Exclude the pictures and reproduce the remaining data exactly as written.

═══ Material

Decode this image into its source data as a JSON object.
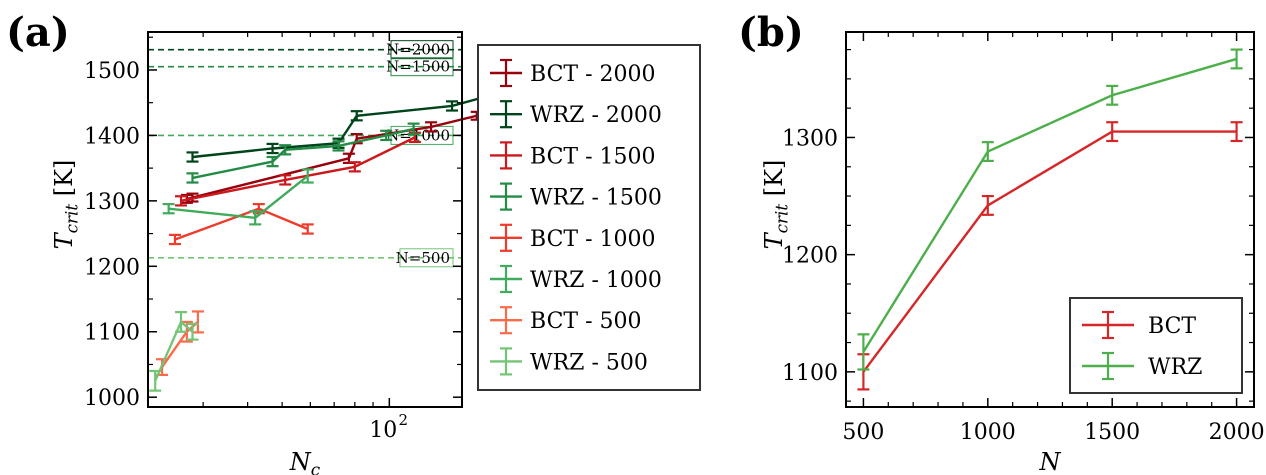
{
  "chart_data": [
    {
      "panel_label": "(a)",
      "type": "line",
      "xscale": "log",
      "xlabel_main": "N",
      "xlabel_sub": "c",
      "ylabel_main": "T",
      "ylabel_sub": "crit",
      "ylabel_unit": "[K]",
      "xlim": [
        21,
        160
      ],
      "ylim": [
        985,
        1558
      ],
      "yticks": [
        1000,
        1100,
        1200,
        1300,
        1400,
        1500
      ],
      "xtick_labels": [
        {
          "value": 100,
          "base": "10",
          "exp": "2"
        }
      ],
      "grid": false,
      "legend": "outside-right",
      "reference_lines": [
        {
          "label": "N=2000",
          "y": 1531,
          "color": "#00441b"
        },
        {
          "label": "N=1500",
          "y": 1505,
          "color": "#238b45"
        },
        {
          "label": "N=1000",
          "y": 1400,
          "color": "#41ab5d"
        },
        {
          "label": "N=500",
          "y": 1213,
          "color": "#74c476"
        }
      ],
      "series": [
        {
          "name": "BCT - 2000",
          "color": "#99000d",
          "x": [
            27,
            28,
            77,
            81,
            131,
            176
          ],
          "y": [
            1303,
            1305,
            1365,
            1395,
            1413,
            1430
          ],
          "err": [
            6,
            6,
            7,
            7,
            7,
            6
          ]
        },
        {
          "name": "WRZ - 2000",
          "color": "#00441b",
          "x": [
            28,
            47,
            72,
            81,
            150,
            189
          ],
          "y": [
            1367,
            1380,
            1388,
            1430,
            1445,
            1460
          ],
          "err": [
            7,
            7,
            7,
            7,
            7,
            7
          ]
        },
        {
          "name": "BCT - 1500",
          "color": "#cb181d",
          "x": [
            26,
            51,
            80,
            118
          ],
          "y": [
            1300,
            1332,
            1352,
            1397
          ],
          "err": [
            7,
            7,
            7,
            7
          ]
        },
        {
          "name": "WRZ - 1500",
          "color": "#238b45",
          "x": [
            28,
            47,
            51,
            72,
            98,
            117
          ],
          "y": [
            1335,
            1360,
            1378,
            1384,
            1400,
            1410
          ],
          "err": [
            7,
            7,
            7,
            7,
            7,
            8
          ]
        },
        {
          "name": "BCT - 1000",
          "color": "#ef3b2c",
          "x": [
            25,
            43,
            59
          ],
          "y": [
            1241,
            1288,
            1257
          ],
          "err": [
            7,
            7,
            7
          ]
        },
        {
          "name": "WRZ - 1000",
          "color": "#41ab5d",
          "x": [
            24,
            42,
            59
          ],
          "y": [
            1288,
            1274,
            1338
          ],
          "err": [
            7,
            10,
            10
          ]
        },
        {
          "name": "BCT - 500",
          "color": "#fb6a4a",
          "x": [
            23,
            27,
            29
          ],
          "y": [
            1046,
            1100,
            1115
          ],
          "err": [
            12,
            15,
            16
          ]
        },
        {
          "name": "WRZ - 500",
          "color": "#74c476",
          "x": [
            22,
            26,
            28
          ],
          "y": [
            1025,
            1115,
            1100
          ],
          "err": [
            15,
            15,
            12
          ]
        }
      ]
    },
    {
      "panel_label": "(b)",
      "type": "line",
      "xscale": "linear",
      "xlabel_main": "N",
      "ylabel_main": "T",
      "ylabel_sub": "crit",
      "ylabel_unit": "[K]",
      "xlim": [
        430,
        2070
      ],
      "ylim": [
        1070,
        1390
      ],
      "xticks": [
        500,
        1000,
        1500,
        2000
      ],
      "yticks": [
        1100,
        1200,
        1300
      ],
      "grid": false,
      "legend": "bottom-right",
      "series": [
        {
          "name": "BCT",
          "color": "#d62728",
          "x": [
            500,
            1000,
            1500,
            2000
          ],
          "y": [
            1100,
            1242,
            1305,
            1305
          ],
          "err": [
            15,
            8,
            8,
            8
          ]
        },
        {
          "name": "WRZ",
          "color": "#4daf4a",
          "x": [
            500,
            1000,
            1500,
            2000
          ],
          "y": [
            1117,
            1288,
            1336,
            1367
          ],
          "err": [
            15,
            8,
            8,
            8
          ]
        }
      ]
    }
  ]
}
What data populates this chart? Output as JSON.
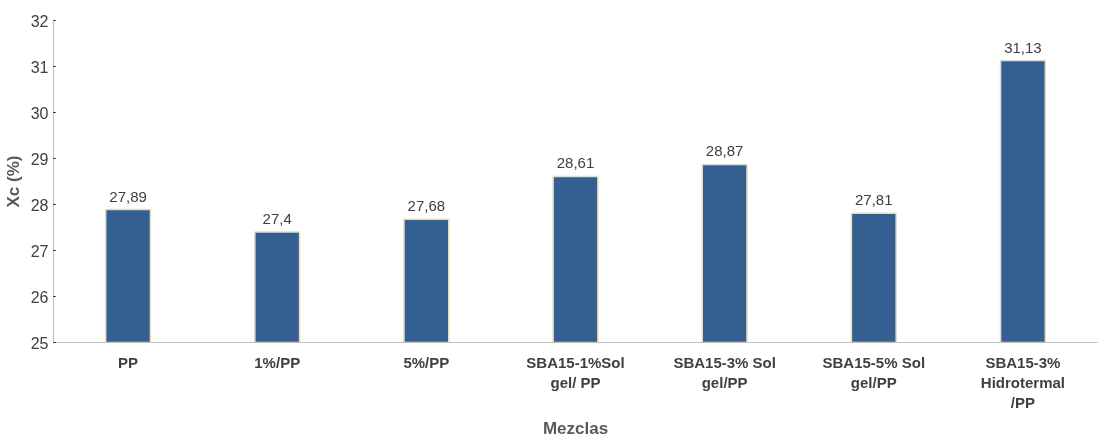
{
  "chart_data": {
    "type": "bar",
    "xlabel": "Mezclas",
    "ylabel": "Xc (%)",
    "categories": [
      "PP",
      "1%/PP",
      "5%/PP",
      "SBA15-1%Sol gel/ PP",
      "SBA15-3% Sol gel/PP",
      "SBA15-5% Sol gel/PP",
      "SBA15-3% Hidrotermal /PP"
    ],
    "values": [
      27.89,
      27.4,
      27.68,
      28.61,
      28.87,
      27.81,
      31.13
    ],
    "value_labels": [
      "27,89",
      "27,4",
      "27,68",
      "28,61",
      "28,87",
      "27,81",
      "31,13"
    ],
    "color": "#345f91",
    "ylim": [
      25,
      32
    ],
    "yticks": [
      25,
      26,
      27,
      28,
      29,
      30,
      31,
      32
    ],
    "grid": false
  }
}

══════

### [Written response]
Decode this image into its source data as a JSON object.
{
  "chart_data": [
    {
      "panel_label": "(a)",
      "type": "line",
      "xscale": "log",
      "xlabel_main": "N",
      "xlabel_sub": "c",
      "ylabel_main": "T",
      "ylabel_sub": "crit",
      "ylabel_unit": "[K]",
      "xlim": [
        21,
        160
      ],
      "ylim": [
        985,
        1558
      ],
      "yticks": [
        1000,
        1100,
        1200,
        1300,
        1400,
        1500
      ],
      "xtick_labels": [
        {
          "value": 100,
          "base": "10",
          "exp": "2"
        }
      ],
      "grid": false,
      "legend": "outside-right",
      "reference_lines": [
        {
          "label": "N=2000",
          "y": 1531,
          "color": "#00441b"
        },
        {
          "label": "N=1500",
          "y": 1505,
          "color": "#238b45"
        },
        {
          "label": "N=1000",
          "y": 1400,
          "color": "#41ab5d"
        },
        {
          "label": "N=500",
          "y": 1213,
          "color": "#74c476"
        }
      ],
      "series": [
        {
          "name": "BCT - 2000",
          "color": "#99000d",
          "x": [
            27,
            28,
            77,
            81,
            131,
            176
          ],
          "y": [
            1303,
            1305,
            1365,
            1395,
            1413,
            1430
          ],
          "err": [
            6,
            6,
            7,
            7,
            7,
            6
          ]
        },
        {
          "name": "WRZ - 2000",
          "color": "#00441b",
          "x": [
            28,
            47,
            72,
            81,
            150,
            189
          ],
          "y": [
            1367,
            1380,
            1388,
            1430,
            1445,
            1460
          ],
          "err": [
            7,
            7,
            7,
            7,
            7,
            7
          ]
        },
        {
          "name": "BCT - 1500",
          "color": "#cb181d",
          "x": [
            26,
            51,
            80,
            118
          ],
          "y": [
            1300,
            1332,
            1352,
            1397
          ],
          "err": [
            7,
            7,
            7,
            7
          ]
        },
        {
          "name": "WRZ - 1500",
          "color": "#238b45",
          "x": [
            28,
            47,
            51,
            72,
            98,
            117
          ],
          "y": [
            1335,
            1360,
            1378,
            1384,
            1400,
            1410
          ],
          "err": [
            7,
            7,
            7,
            7,
            7,
            8
          ]
        },
        {
          "name": "BCT - 1000",
          "color": "#ef3b2c",
          "x": [
            25,
            43,
            59
          ],
          "y": [
            1241,
            1288,
            1257
          ],
          "err": [
            7,
            7,
            7
          ]
        },
        {
          "name": "WRZ - 1000",
          "color": "#41ab5d",
          "x": [
            24,
            42,
            59
          ],
          "y": [
            1288,
            1274,
            1338
          ],
          "err": [
            7,
            10,
            10
          ]
        },
        {
          "name": "BCT - 500",
          "color": "#fb6a4a",
          "x": [
            23,
            27,
            29
          ],
          "y": [
            1046,
            1100,
            1115
          ],
          "err": [
            12,
            15,
            16
          ]
        },
        {
          "name": "WRZ - 500",
          "color": "#74c476",
          "x": [
            22,
            26,
            28
          ],
          "y": [
            1025,
            1115,
            1100
          ],
          "err": [
            15,
            15,
            12
          ]
        }
      ]
    },
    {
      "panel_label": "(b)",
      "type": "line",
      "xscale": "linear",
      "xlabel_main": "N",
      "ylabel_main": "T",
      "ylabel_sub": "crit",
      "ylabel_unit": "[K]",
      "xlim": [
        430,
        2070
      ],
      "ylim": [
        1070,
        1390
      ],
      "xticks": [
        500,
        1000,
        1500,
        2000
      ],
      "yticks": [
        1100,
        1200,
        1300
      ],
      "grid": false,
      "legend": "bottom-right",
      "series": [
        {
          "name": "BCT",
          "color": "#d62728",
          "x": [
            500,
            1000,
            1500,
            2000
          ],
          "y": [
            1100,
            1242,
            1305,
            1305
          ],
          "err": [
            15,
            8,
            8,
            8
          ]
        },
        {
          "name": "WRZ",
          "color": "#4daf4a",
          "x": [
            500,
            1000,
            1500,
            2000
          ],
          "y": [
            1117,
            1288,
            1336,
            1367
          ],
          "err": [
            15,
            8,
            8,
            8
          ]
        }
      ]
    }
  ]
}
What data populates this chart? Output as JSON.
{
  "chart_data": {
    "type": "bar",
    "xlabel": "Mezclas",
    "ylabel": "Xc (%)",
    "categories": [
      "PP",
      "1%/PP",
      "5%/PP",
      "SBA15-1%Sol gel/ PP",
      "SBA15-3% Sol gel/PP",
      "SBA15-5% Sol gel/PP",
      "SBA15-3% Hidrotermal /PP"
    ],
    "values": [
      27.89,
      27.4,
      27.68,
      28.61,
      28.87,
      27.81,
      31.13
    ],
    "value_labels": [
      "27,89",
      "27,4",
      "27,68",
      "28,61",
      "28,87",
      "27,81",
      "31,13"
    ],
    "color": "#345f91",
    "ylim": [
      25,
      32
    ],
    "yticks": [
      25,
      26,
      27,
      28,
      29,
      30,
      31,
      32
    ],
    "grid": false
  }
}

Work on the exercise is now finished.